● **Stated task 1**
From the listing, print the lines from the one containing "285, 552, 291]" up to and including the one containing "369, 843, 380]".

● **Selected extract**
'''

I have this type of question all the time (with every new catty I make), with varying inputs, and have so far been flying by the seat of my pants. Many times I have crashed, and I end up drawing way too tight or way too loose. Good tubing and my time is valuable to me, and I don't enjoy wasting the tubing or time it takes to tube up a sling. Recently I have started cutting a one inch section and pulling it to what feels like the right tension and multiplying up. The jury is still out on whether or not this works well...but I am leaning towards no. Not sure why.

For example, the difference between a 5" and a 6" length of 1842 is substancial, ranging from 28" to 34.5" draws at 575% stretch. When you are trying to land right on your anchor point, and your draw with each sling you shoot is different, these variances are a big deal in terms of velocity.

It seems that many of you guys with cronys are aquiring this information anyway...why not compile it into a comprehensive matrix that removes a ton of the guess work? I for one am growing weary of drawing for the first time and knowing immediately I either won't reach my anchor point without being nervous of a snap, or that my 7/16" steel isn't even going to penetrate a steel can from 30 feet.

As far as this not being science goes...not sure what that means, because it is science (Physics). Sorry to be a Wiesenheimer...but saying it isn't scientific is just silly.

Now, temperature and Quality Control are obviously out of our control, temp can be factored in, but QC cannot. Hopefully the latter would remain consistent. If QC is not consistent, a matrix would eventually reveal that, and the use of that tube could be curtailed by those who don't want to guess which lot# they'll get. Distance from sling to the crony would have to consistent as well, as drop-off will be a factor.

'''

● **Supplied material**
'''

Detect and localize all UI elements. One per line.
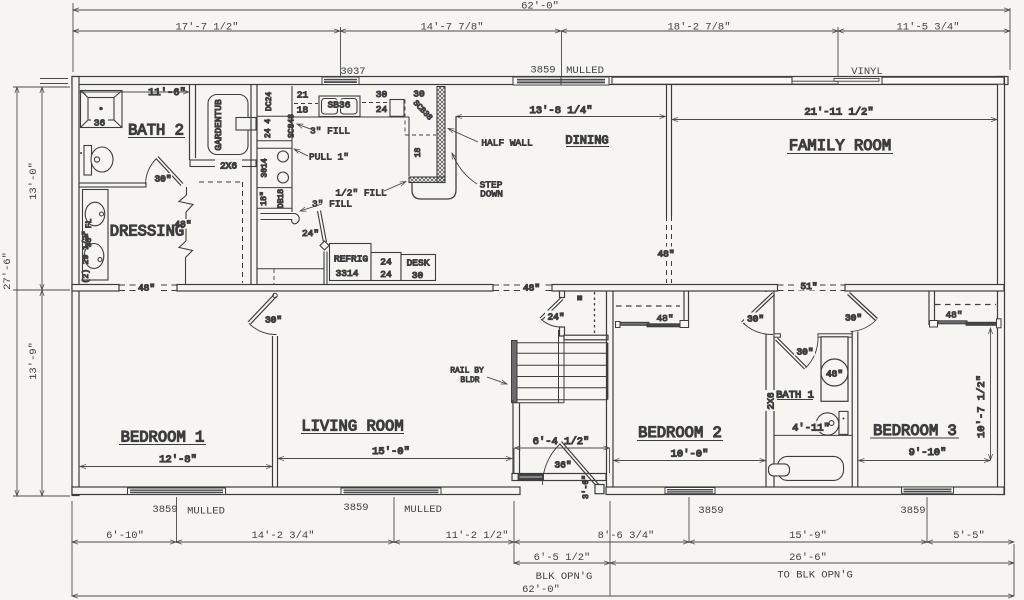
- opening 48" dashed hall-stairs: [493, 285, 552, 291]
- room label BATH 1: [776, 390, 814, 402]
- svg-text:BEDROOM 3: BEDROOM 3: [873, 422, 957, 440]
- toilet bath 2: [80, 146, 113, 176]
- door 36" front entry: [542, 442, 604, 500]
- svg-text:48": 48": [826, 369, 843, 380]
- wall: corridor segment B: [177, 285, 493, 292]
- door 30" bedroom 3: [843, 293, 878, 332]
- svg-text:5'-5": 5'-5": [953, 530, 985, 542]
- garden tub: [208, 95, 256, 155]
- wall bedroom2 left: [607, 292, 614, 488]
- cooktop 3014 circles: [261, 151, 289, 183]
- svg-text:24: 24: [380, 257, 392, 268]
- dimension 11'-5 3/4" top: [838, 22, 1010, 34]
- wall: bottom exterior left of entry: [72, 487, 520, 495]
- toilet bath1: [816, 411, 848, 435]
- svg-text:24": 24": [547, 312, 564, 323]
- sink base SB36 with double sink: [319, 96, 360, 117]
- leader 1/2" fill: [335, 182, 406, 199]
- svg-text:24: 24: [376, 104, 388, 115]
- leader 3" fill upper: [297, 124, 350, 137]
- svg-text:BLK OPN'G: BLK OPN'G: [536, 571, 593, 583]
- svg-text:3859: 3859: [900, 505, 925, 517]
- window 3859 bedroom2: [665, 488, 715, 494]
- bedroom3 closet left wall: [929, 292, 935, 326]
- svg-text:SB36: SB36: [328, 100, 351, 111]
- svg-text:DOWN: DOWN: [480, 189, 503, 200]
- upper cab dashed 30/24: [362, 89, 400, 115]
- svg-text:4'-11": 4'-11": [792, 423, 830, 435]
- dimension 4'-11" bath1: [792, 421, 830, 435]
- svg-text:9'-10": 9'-10": [909, 447, 947, 459]
- room label BEDROOM 3: [870, 422, 959, 440]
- bedroom3 closet shelf dashed: [935, 304, 996, 306]
- svg-text:12'-8": 12'-8": [159, 454, 197, 466]
- door 30" bedroom 2: [742, 293, 775, 335]
- wall bath1 / bedroom3: [852, 332, 858, 488]
- svg-text:3'-0": 3'-0": [582, 475, 591, 499]
- door 30" bedroom 1: [248, 293, 286, 334]
- dimension 6'-10" bottom: [72, 530, 176, 542]
- leader half wall: [448, 129, 533, 149]
- desk DESK 30: [401, 255, 436, 282]
- svg-text:(2) 29 1/2": (2) 29 1/2": [82, 231, 91, 284]
- dimension 26'-6" TO BLK OPN'G: [610, 552, 1014, 582]
- dimension 10'-7 1/2" bedroom3 vertical: [976, 328, 991, 460]
- svg-text:10'-0": 10'-0": [671, 449, 709, 461]
- dimension 62'-0" bottom overall: [72, 584, 1014, 596]
- svg-text:BEDROOM 1: BEDROOM 1: [121, 429, 205, 447]
- svg-text:18'-2 7/8": 18'-2 7/8": [667, 22, 730, 34]
- bath1 floor line: [774, 434, 852, 436]
- wall bath2 right / tub alcove: [190, 85, 196, 160]
- wall: top exterior: [72, 77, 1008, 85]
- counter edge right run: [408, 117, 410, 176]
- leader rail by bldr: [450, 367, 507, 386]
- svg-text:11'-2 1/2": 11'-2 1/2": [445, 530, 508, 542]
- cabinet 24/24: [371, 253, 401, 281]
- window 3859 bedroom3: [902, 487, 954, 493]
- svg-text:51": 51": [800, 281, 817, 292]
- svg-text:BATH 2: BATH 2: [128, 122, 184, 140]
- dimension 10'-0" bedroom2: [614, 449, 766, 461]
- refrigerator REFRIG 3314: [330, 244, 372, 281]
- door 30" bath 1: [776, 338, 819, 370]
- sliding door vinyl panel 2: [834, 78, 879, 81]
- wall: left exterior: [72, 77, 79, 496]
- svg-text:3859: 3859: [343, 502, 368, 514]
- shower 36" bath 2: [81, 91, 123, 129]
- leader pull 1": [294, 149, 349, 163]
- counter front edge top run: [292, 116, 409, 118]
- svg-text:48": 48": [945, 310, 962, 321]
- vanity dressing double sinks: [82, 190, 108, 284]
- svg-text:15'-9": 15'-9": [789, 530, 827, 542]
- dimension 15'-9" bottom: [689, 530, 927, 542]
- svg-text:SCB38: SCB38: [411, 99, 434, 123]
- svg-text:30: 30: [412, 270, 424, 281]
- svg-text:RAIL BY: RAIL BY: [450, 367, 484, 376]
- window 3859 mulled living room: [341, 488, 441, 495]
- svg-text:2X6: 2X6: [766, 392, 777, 409]
- room label BATH 2: [128, 122, 185, 140]
- bedroom2 closet shelf dashed: [616, 305, 680, 307]
- svg-text:30: 30: [413, 89, 425, 100]
- leader 3" fill lower: [300, 199, 352, 212]
- wall: corridor segment D: [845, 285, 1004, 292]
- wall bath2 / dressing: [79, 183, 146, 187]
- svg-text:MULLED: MULLED: [566, 65, 604, 77]
- svg-text:10'-7 1/2": 10'-7 1/2": [976, 375, 988, 438]
- svg-text:LIVING ROOM: LIVING ROOM: [301, 418, 403, 436]
- corner cabinet: [390, 89, 436, 136]
- kitchen cabinets left run front edge: [291, 86, 293, 212]
- svg-text:REFRIG: REFRIG: [334, 254, 369, 265]
- svg-text:BEDROOM 2: BEDROOM 2: [638, 424, 722, 442]
- svg-text:30": 30": [796, 347, 813, 358]
- svg-text:17'-7 1/2": 17'-7 1/2": [175, 22, 238, 34]
- label 2X6 bath1 wall: [765, 390, 777, 411]
- dimension 18'-2 7/8" top: [561, 22, 838, 34]
- svg-text:1/2" FILL: 1/2" FILL: [335, 188, 387, 199]
- entry sidelight window: [518, 474, 544, 480]
- dimension 11'-6" bath2: [80, 91, 189, 93]
- label 48" opening left: [136, 283, 157, 294]
- svg-text:30": 30": [265, 315, 282, 326]
- svg-text:8'-6 3/4": 8'-6 3/4": [598, 530, 655, 542]
- wall bedroom2 / bath1: [766, 292, 774, 488]
- wall 2X6 tub alcove bottom: [190, 160, 256, 172]
- wall dining / family room: [655, 85, 677, 283]
- dimension 9'-10" bedroom3: [859, 447, 991, 461]
- svg-text:HALF WALL: HALF WALL: [481, 138, 533, 149]
- svg-text:6'-4 1/2": 6'-4 1/2": [533, 436, 590, 448]
- upper cab dashed 21/18: [294, 90, 318, 116]
- svg-text:3314: 3314: [336, 268, 359, 279]
- dimension 6'-4 1/2" entry: [514, 436, 610, 473]
- svg-text:18": 18": [260, 191, 269, 205]
- svg-text:30": 30": [747, 314, 764, 325]
- svg-text:30": 30": [845, 313, 862, 324]
- window family room left: [612, 77, 792, 84]
- svg-text:DESK: DESK: [407, 258, 430, 269]
- svg-text:14'-2 3/4": 14'-2 3/4": [251, 530, 314, 542]
- svg-text:6'-10": 6'-10": [106, 530, 144, 542]
- svg-text:3" FILL: 3" FILL: [310, 126, 350, 137]
- counter peninsula hook: [261, 214, 300, 224]
- window 3859 mulled bedroom1: [128, 488, 226, 495]
- svg-text:11'-5 3/4": 11'-5 3/4": [896, 22, 959, 34]
- stair rail post: [512, 341, 518, 403]
- svg-text:21'-11 1/2": 21'-11 1/2": [804, 107, 873, 119]
- wall: corridor segment A: [72, 285, 119, 292]
- svg-text:3" FILL: 3" FILL: [312, 199, 352, 210]
- svg-text:DRESSING: DRESSING: [110, 223, 184, 241]
- dimension 12'-8" bedroom1: [80, 454, 272, 467]
- svg-text:GARDENTUB: GARDENTUB: [213, 99, 224, 151]
- svg-text:TO BLK OPN'G: TO BLK OPN'G: [777, 570, 853, 582]
- svg-text:21: 21: [297, 90, 309, 101]
- opening 48" dressing post: [174, 212, 192, 241]
- dimension 5'-5" bottom: [927, 530, 1014, 542]
- svg-text:36: 36: [94, 118, 106, 129]
- window 3037 kitchen: [322, 77, 359, 85]
- svg-text:24": 24": [302, 228, 319, 239]
- dimension 62'-0" top overall: [73, 1, 1010, 13]
- svg-text:24: 24: [380, 269, 392, 280]
- svg-text:26'-6": 26'-6": [789, 552, 827, 564]
- dimension 15'-0" living room: [278, 446, 512, 459]
- svg-text:13'-8 1/4": 13'-8 1/4": [529, 105, 592, 117]
- dimension 11'-2 1/2" bottom: [394, 530, 514, 542]
- dimension 17'-7 1/2" top: [73, 22, 340, 34]
- room label FAMILY ROOM: [787, 137, 893, 155]
- dimension 21'-11 1/2" family room: [672, 107, 997, 120]
- door 24" stair hall: [540, 291, 567, 336]
- opening 51" dashed bedrooms vestibule: [778, 285, 846, 291]
- tub bath1: [769, 456, 844, 480]
- svg-text:30": 30": [154, 174, 171, 185]
- dotted line stair hall: [594, 292, 596, 335]
- dimension 27'-6" left overall: [2, 87, 17, 496]
- wall living room / entry: [513, 400, 520, 474]
- bedroom3 closet sliding doors: [930, 309, 1002, 328]
- svg-text:48": 48": [657, 249, 674, 260]
- svg-text:48": 48": [656, 313, 673, 324]
- svg-text:30: 30: [376, 89, 388, 100]
- svg-text:DB18: DB18: [277, 189, 286, 208]
- wall stair hall top: [564, 335, 608, 340]
- svg-text:18: 18: [297, 105, 309, 116]
- sliding door vinyl panel 1: [792, 81, 838, 84]
- room label BEDROOM 1: [119, 429, 206, 447]
- filler angled piece refrigerator: [302, 211, 329, 286]
- window family room right: [882, 77, 1004, 84]
- dimension 6'-5 1/2" BLK OPN'G: [514, 552, 610, 583]
- extension lines bottom: [72, 497, 1014, 596]
- svg-text:2X6: 2X6: [220, 161, 237, 172]
- svg-text:DC24: DC24: [265, 92, 274, 111]
- svg-text:13'-9": 13'-9": [28, 342, 40, 380]
- window 3859 mulled dining: [513, 77, 609, 85]
- svg-text:48": 48": [138, 283, 155, 294]
- dashed cased opening dressing-kitchen: [199, 182, 243, 283]
- bedroom2 closet sliding doors: [616, 312, 689, 328]
- dimension 13'-0" left: [28, 87, 42, 290]
- wall break opening dressing (zigzag top): [179, 187, 193, 212]
- svg-text:62'-0": 62'-0": [521, 1, 559, 13]
- svg-text:14'-7 7/8": 14'-7 7/8": [420, 22, 483, 34]
- svg-text:36": 36": [554, 460, 571, 471]
- svg-text:6'-5 1/2": 6'-5 1/2": [534, 552, 591, 564]
- svg-text:PULL 1": PULL 1": [309, 152, 349, 163]
- bath1 top wall: [774, 334, 852, 337]
- hall edge line kitchen: [257, 268, 324, 270]
- svg-text:BLDR: BLDR: [460, 376, 479, 385]
- room label DINING: [565, 134, 609, 148]
- vanity 48" bath1: [821, 337, 848, 402]
- svg-text:3859: 3859: [698, 505, 723, 517]
- stairs treads: [512, 330, 608, 403]
- leader step down: [452, 153, 503, 200]
- svg-text:MULLED: MULLED: [187, 506, 225, 518]
- room label BEDROOM 2: [637, 424, 723, 442]
- svg-text:24 4: 24 4: [264, 119, 273, 138]
- extension lines top: [73, 3, 1010, 78]
- svg-text:DINING: DINING: [565, 134, 608, 148]
- svg-text:62'-0": 62'-0": [522, 584, 560, 596]
- bedroom2 closet right wall: [684, 292, 689, 329]
- dimension 14'-2 3/4" bottom: [176, 530, 394, 542]
- svg-text:3014: 3014: [261, 158, 270, 177]
- half wall hatched: [409, 87, 445, 183]
- door 30" bath 2: [146, 157, 184, 186]
- extension ticks left: [13, 79, 70, 497]
- label 51" opening: [798, 281, 820, 292]
- svg-text:MULLED: MULLED: [404, 504, 442, 516]
- dimension 13'-9" left: [28, 290, 42, 496]
- wall: entry recessed front: [512, 474, 606, 481]
- label 48" opening center: [521, 283, 542, 294]
- wall: corridor segment C: [552, 285, 778, 292]
- cabinet divisions left run: [257, 116, 292, 208]
- wall break opening dressing (zigzag bottom): [179, 241, 193, 285]
- opening 48" dashed dressing-bedroom1: [119, 285, 177, 291]
- svg-text:48": 48": [523, 283, 540, 294]
- svg-text:18: 18: [414, 148, 423, 158]
- svg-text:FAMILY ROOM: FAMILY ROOM: [789, 137, 891, 155]
- dimension 8'-6 3/4" bottom: [514, 530, 689, 542]
- dimension 13'-8 1/4" dining: [456, 105, 666, 117]
- svg-text:13'-0": 13'-0": [28, 162, 40, 200]
- wall dressing / kitchen: [251, 85, 257, 285]
- wall: bottom exterior right of entry: [606, 487, 1004, 495]
- svg-text:3859: 3859: [152, 504, 177, 516]
- dimension 14'-7 7/8" top: [340, 22, 561, 34]
- svg-text:15'-0": 15'-0": [372, 446, 410, 458]
- svg-text:11'-6": 11'-6": [148, 87, 186, 99]
- dashed line hall kitchen: [273, 269, 275, 285]
- svg-text:3859: 3859: [530, 65, 555, 77]
- wall: right exterior: [998, 77, 1005, 495]
- svg-text:27'-6": 27'-6": [2, 252, 14, 290]
- post square corridor: [577, 295, 582, 300]
- room label LIVING ROOM: [301, 418, 404, 436]
- step down edge: [412, 117, 456, 200]
- wall bedroom1 / living room: [273, 336, 278, 487]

'''

● **Stated task 2**
List every measurement in the forum post on slingshot tubing that is written with the inch mark (").

● **Full solution 1**
- opening 48" dashed hall-stairs: [493, 285, 552, 291]
- room label BATH 1: [776, 390, 814, 402]
- svg-text:BEDROOM 3: BEDROOM 3: [873, 422, 957, 440]
- toilet bath 2: [80, 146, 113, 176]
- door 36" front entry: [542, 442, 604, 500]
- svg-text:48": 48": [826, 369, 843, 380]

● **Full solution 2**
5"
6"
28"
34.5"
7/16"